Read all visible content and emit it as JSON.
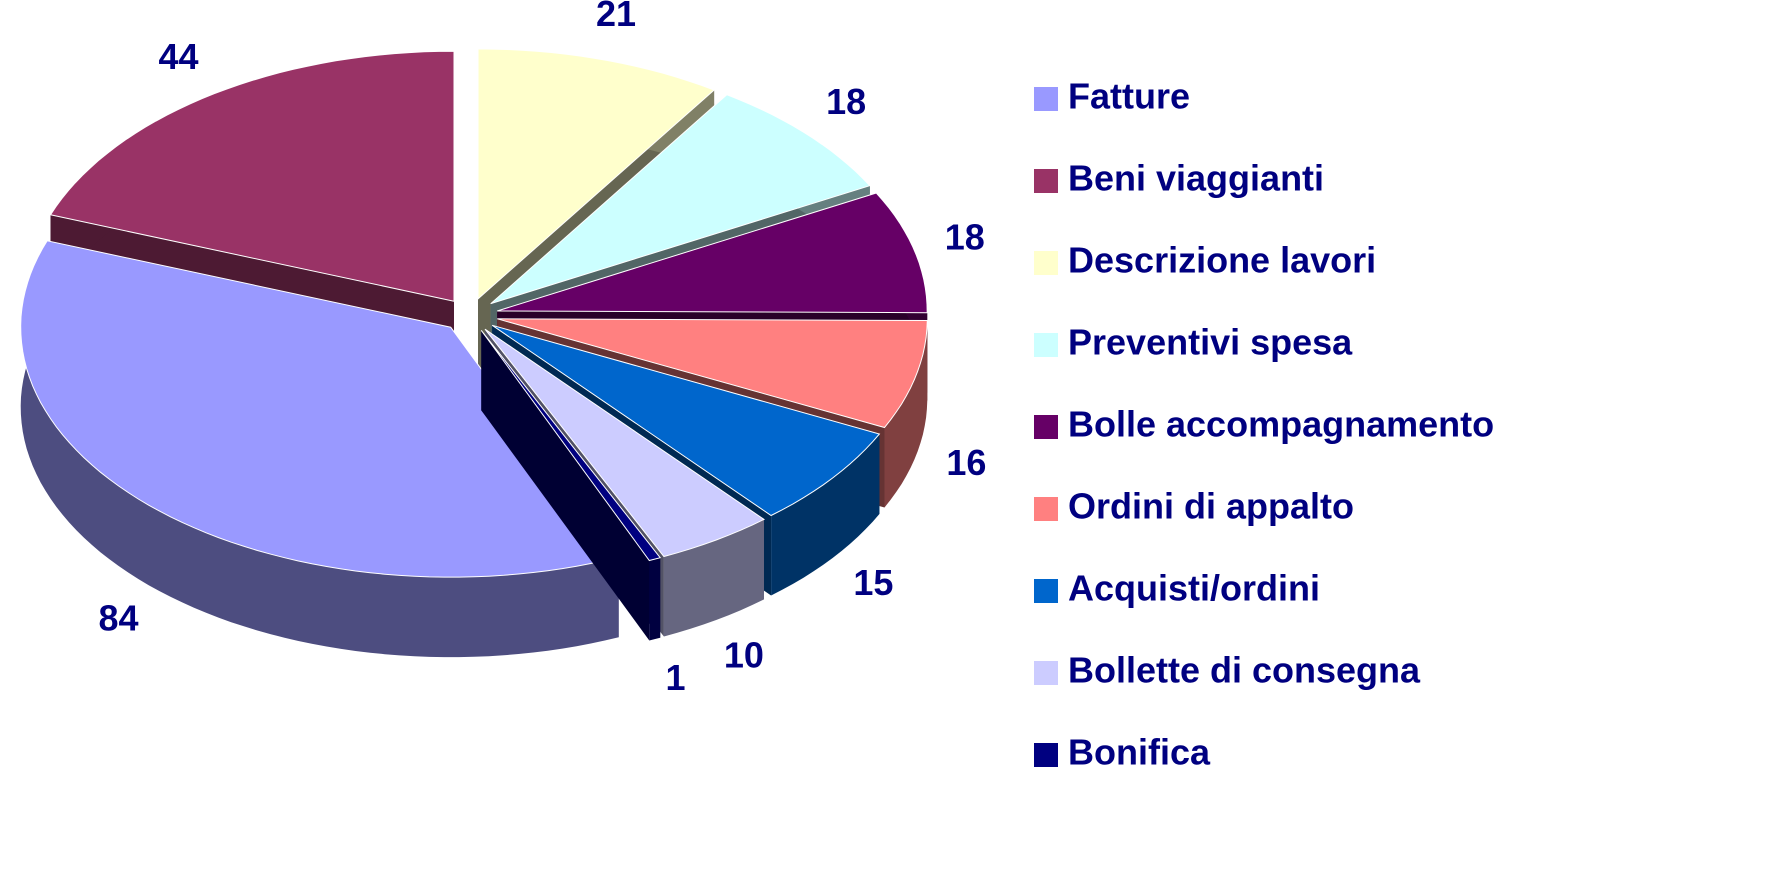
{
  "chart_data": {
    "type": "pie3d",
    "categories": [
      "Fatture",
      "Beni viaggianti",
      "Descrizione lavori",
      "Preventivi spesa",
      "Bolle accompagnamento",
      "Ordini di appalto",
      "Acquisti/ordini",
      "Bollette di consegna",
      "Bonifica"
    ],
    "values": [
      84,
      44,
      21,
      18,
      18,
      16,
      15,
      10,
      1
    ],
    "colors": [
      "#9999ff",
      "#993366",
      "#ffffcc",
      "#ccffff",
      "#660066",
      "#ff8080",
      "#0066cc",
      "#ccccff",
      "#000080"
    ],
    "legend": "right"
  }
}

____________

Challenge:
Copy the records above exactly, omitting every picture.

Expected answer:
Read all visible content and emit it as JSON.
{
  "chart_data": {
    "type": "pie3d",
    "categories": [
      "Fatture",
      "Beni viaggianti",
      "Descrizione lavori",
      "Preventivi spesa",
      "Bolle accompagnamento",
      "Ordini di appalto",
      "Acquisti/ordini",
      "Bollette di consegna",
      "Bonifica"
    ],
    "values": [
      84,
      44,
      21,
      18,
      18,
      16,
      15,
      10,
      1
    ],
    "colors": [
      "#9999ff",
      "#993366",
      "#ffffcc",
      "#ccffff",
      "#660066",
      "#ff8080",
      "#0066cc",
      "#ccccff",
      "#000080"
    ],
    "legend": "right"
  }
}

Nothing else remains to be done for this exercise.